### PROVIDED RECORDS
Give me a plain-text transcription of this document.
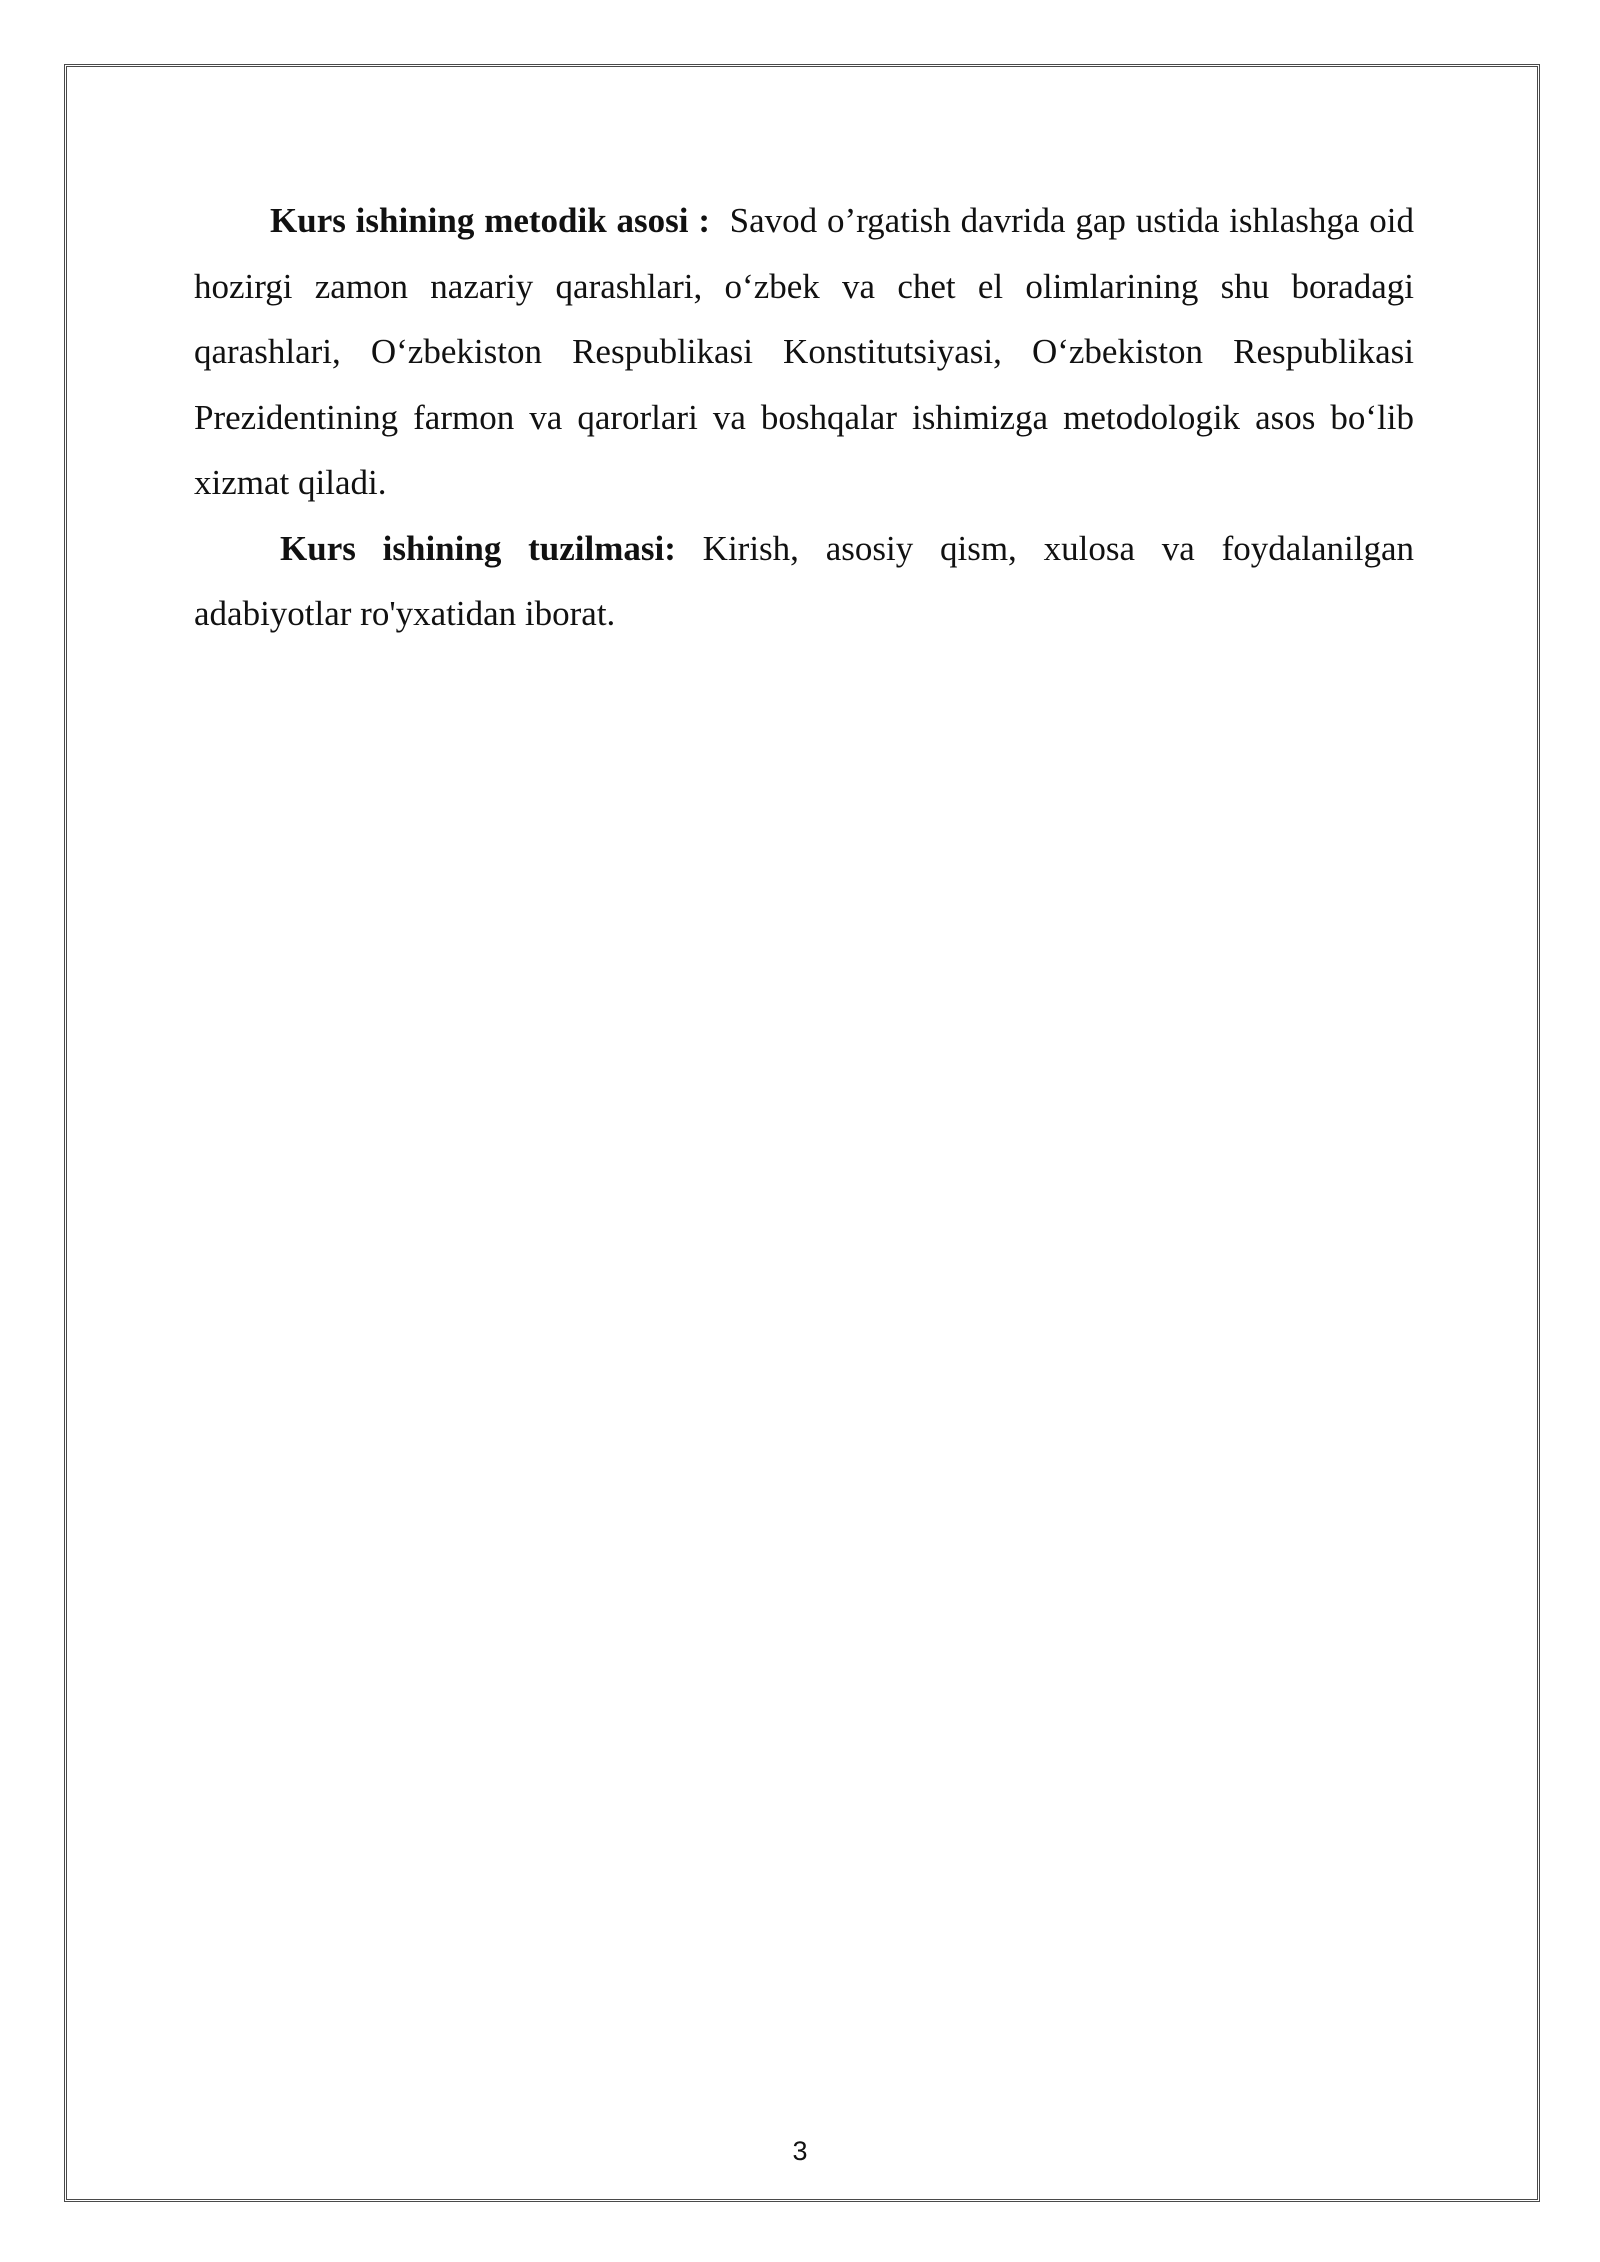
Kurs ishining metodik asosi : Savod o’rgatish davrida gap ustida ishlashga oid hozirgi zamon nazariy qarashlari, o‘zbek va chet el olimlarining shu boradagi qarashlari, O‘zbekiston Respublikasi Konstitutsiyasi, O‘zbekiston Respublikasi Prezidentining farmon va qarorlari va boshqalar ishimizga metodologik asos bo‘lib xizmat qiladi.

Kurs ishining tuzilmasi: Kirish, asosiy qism, xulosa va foydalanilgan adabiyotlar ro'yxatidan iborat.

3
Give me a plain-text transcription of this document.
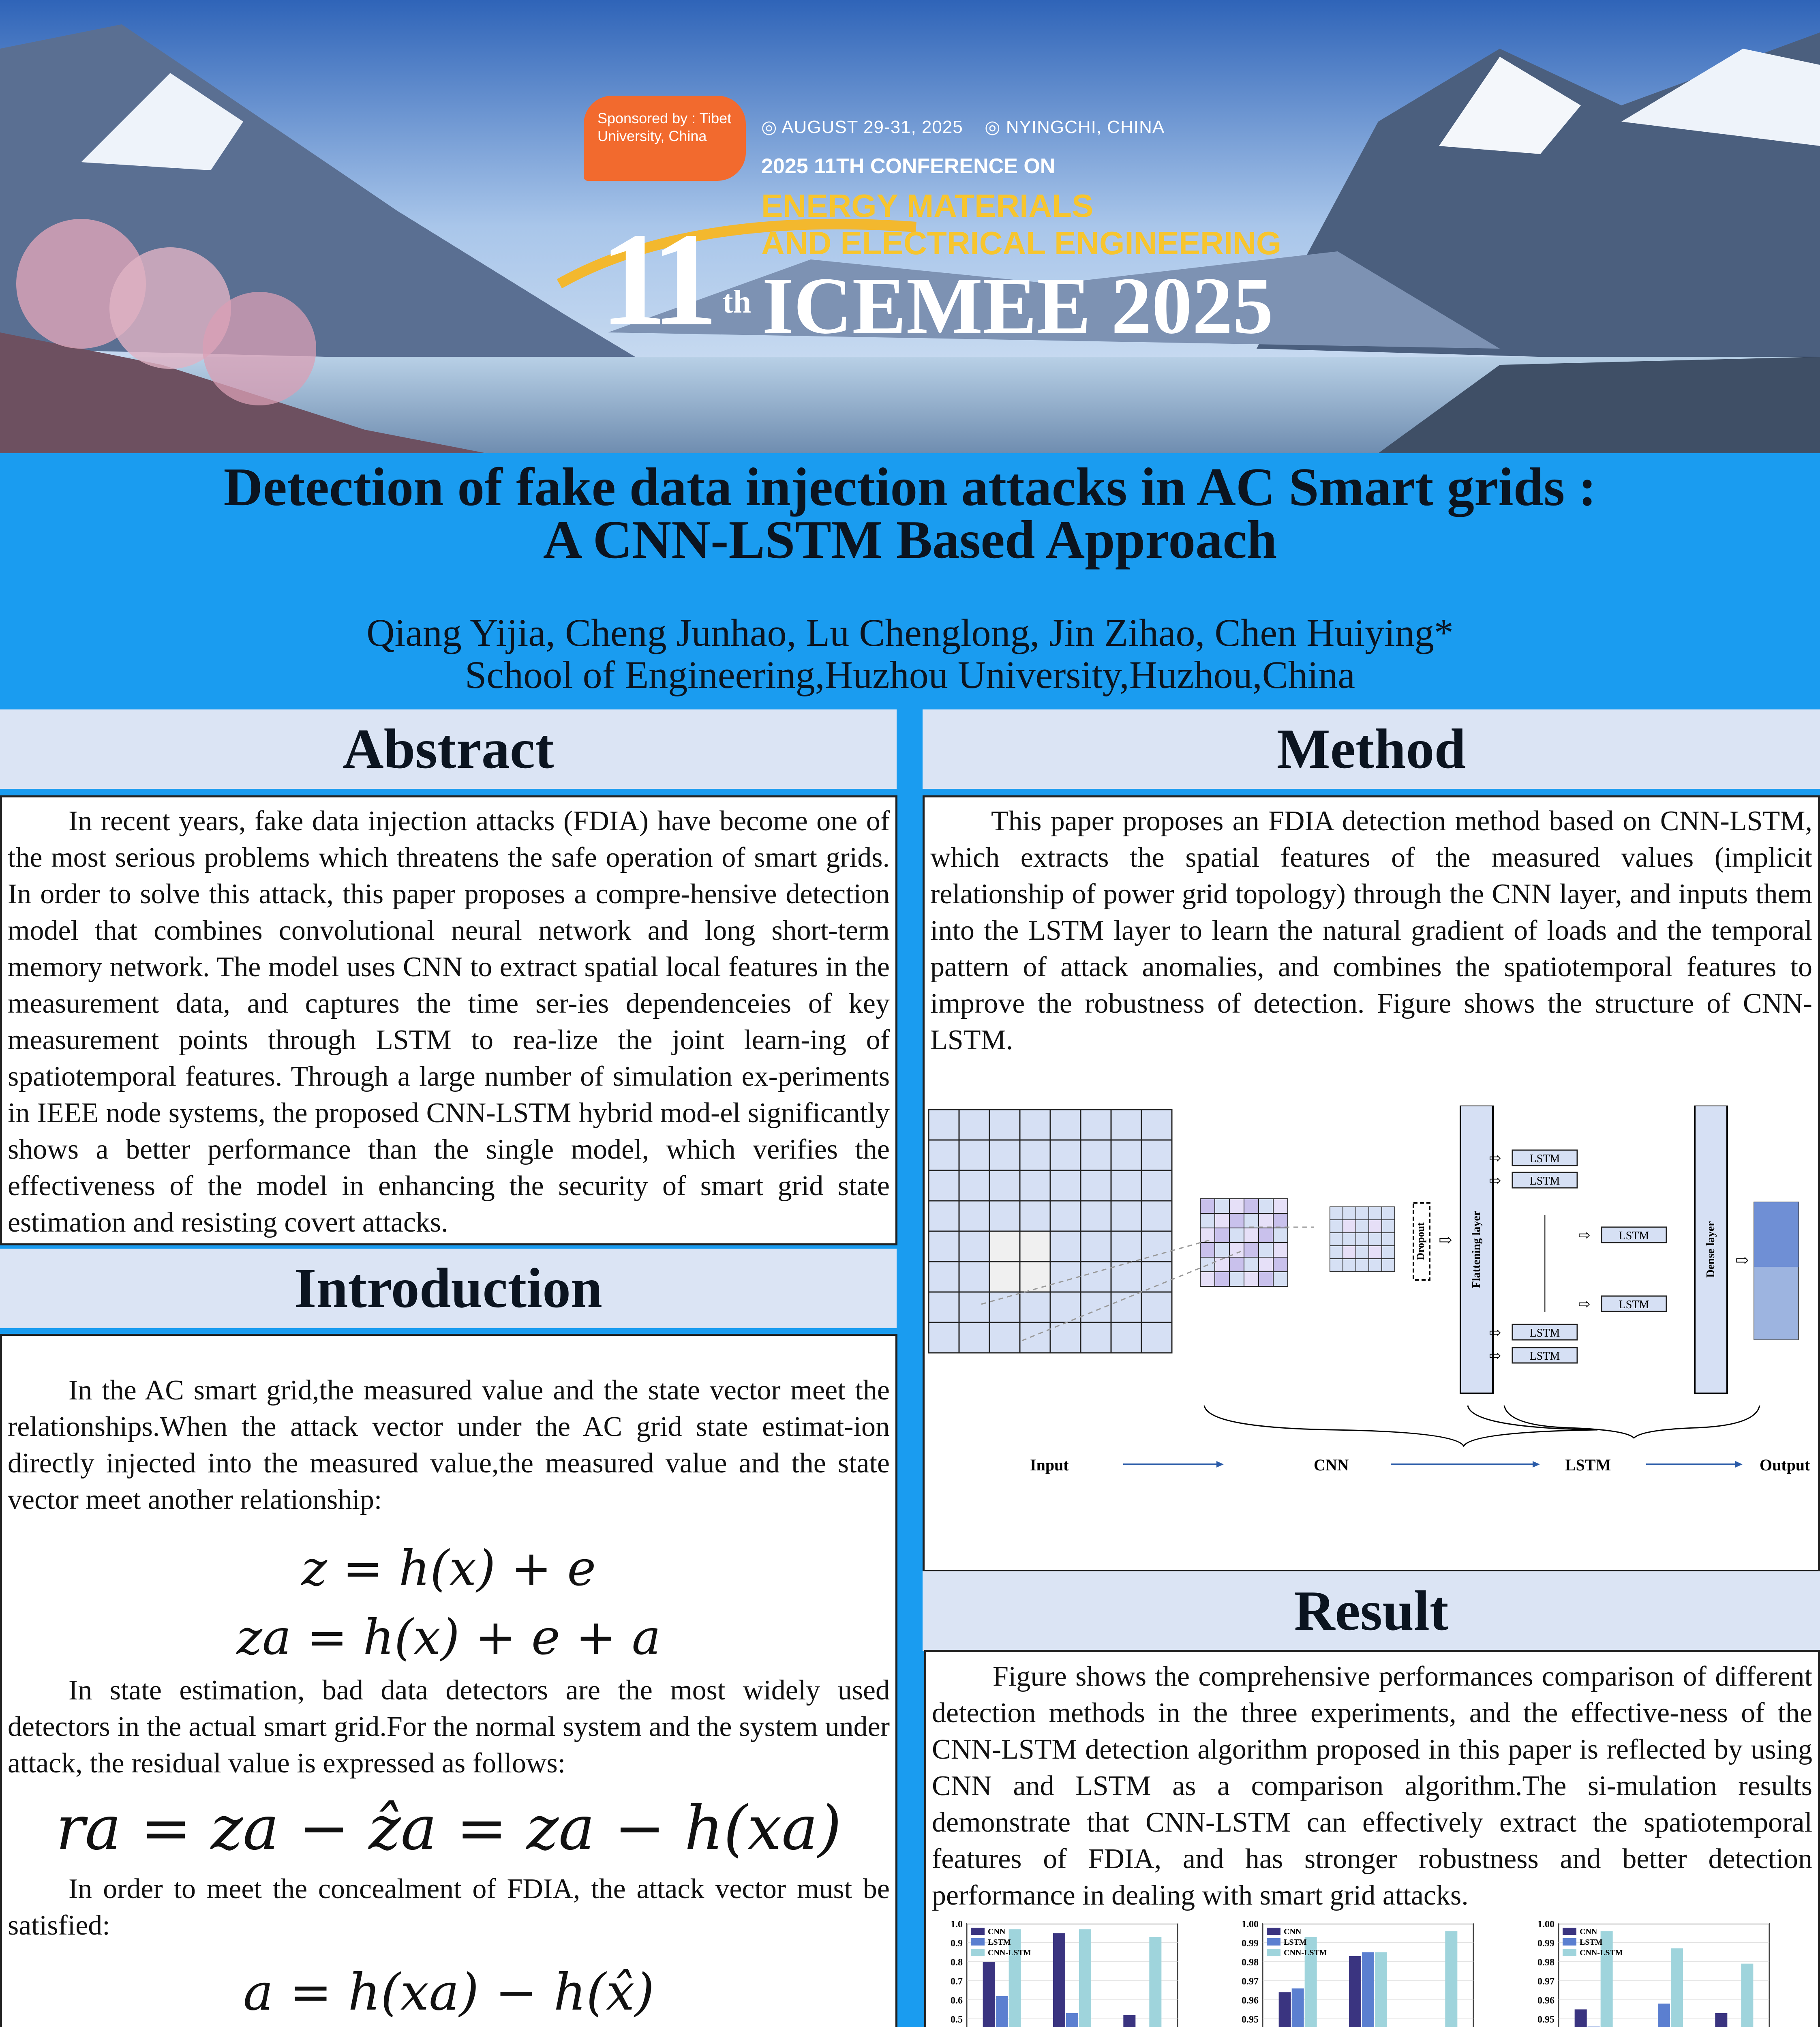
Sponsored by : Tibet University, China	◎ AUGUST 29-31, 2025 ◎ NYINGCHI, CHINA
2025 11TH CONFERENCE ON
ENERGY MATERIALS
AND ELECTRICAL ENGINEERING
11 th ICEMEE 2025
Detection of fake data injection attacks in AC Smart grids :
A CNN-LSTM Based Approach
Qiang Yijia, Cheng Junhao, Lu Chenglong, Jin Zihao, Chen Huiying*
School of Engineering,Huzhou University,Huzhou,China
Abstract

In recent years, fake data injection attacks (FDIA) have become one of the most serious problems which threatens the safe operation of smart grids. In order to solve this attack, this paper proposes a compre-hensive detection model that combines convolutional neural network and long short-term memory network. The model uses CNN to extract spatial local features in the measurement data, and captures the time ser-ies dependenceies of key measurement points through LSTM to rea-lize the joint learn-ing of spatiotemporal features. Through a large number of simulation ex-periments in IEEE node systems, the proposed CNN-LSTM hybrid mod-el significantly shows a better performance than the single model, which verifies the effectiveness of the model in enhancing the security of smart grid state estimation and resisting covert attacks.

Introduction

In the AC smart grid,the measured value and the state vector meet the relationships.When the attack vector under the AC grid state estimat-ion directly injected into the measured value,the measured value and the state vector meet another relationship:

z = h(x) + e
za = h(x) + e + a

In state estimation, bad data detectors are the most widely used detectors in the actual smart grid.For the normal system and the system under attack, the residual value is expressed as follows:

ra = za − ẑa = za − h(xa)

In order to meet the concealment of FDIA, the attack vector must be satisfied:

a = h(xa) − h(x̂)

Method

This paper proposes an FDIA detection method based on CNN-LSTM, which extracts the spatial features of the measured values (implicit relationship of power grid topology) through the CNN layer, and inputs them into the LSTM layer to learn the natural gradient of loads and the temporal pattern of attack anomalies, and combines the spatiotemporal features to improve the robustness of detection. Figure shows the structure of CNN-LSTM.

Dropout ⇨ Flattening layer
LSTM
⇨
LSTM
⇨
LSTM
⇨
LSTM
⇨
LSTM
⇨
LSTM
⇨
Dense layer ⇨
Input	CNN	LSTM	Output
Result

Figure shows the comprehensive performances comparison of different detection methods in the three experiments, and the effective-ness of the CNN-LSTM detection algorithm proposed in this paper is reflected by using CNN and LSTM as a comparison algorithm.The si-mulation results demonstrate that CNN-LSTM can effectively extract the spatiotemporal features of FDIA, and has stronger robustness and better detection performance in dealing with smart grid attacks.

0.5
0.6
0.7
0.8
0.9
1.0
CNN
LSTM
CNN-LSTM
0.95
0.96
0.97
0.98
0.99
1.00
CNN
LSTM
CNN-LSTM
0.95
0.96
0.97
0.98
0.99
1.00
CNN
LSTM
CNN-LSTM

### PROBLEM TO WORK ON
Figure out how many lines above include the string "meet", then report that number and nothing else.

### SOLUTION BELOW
2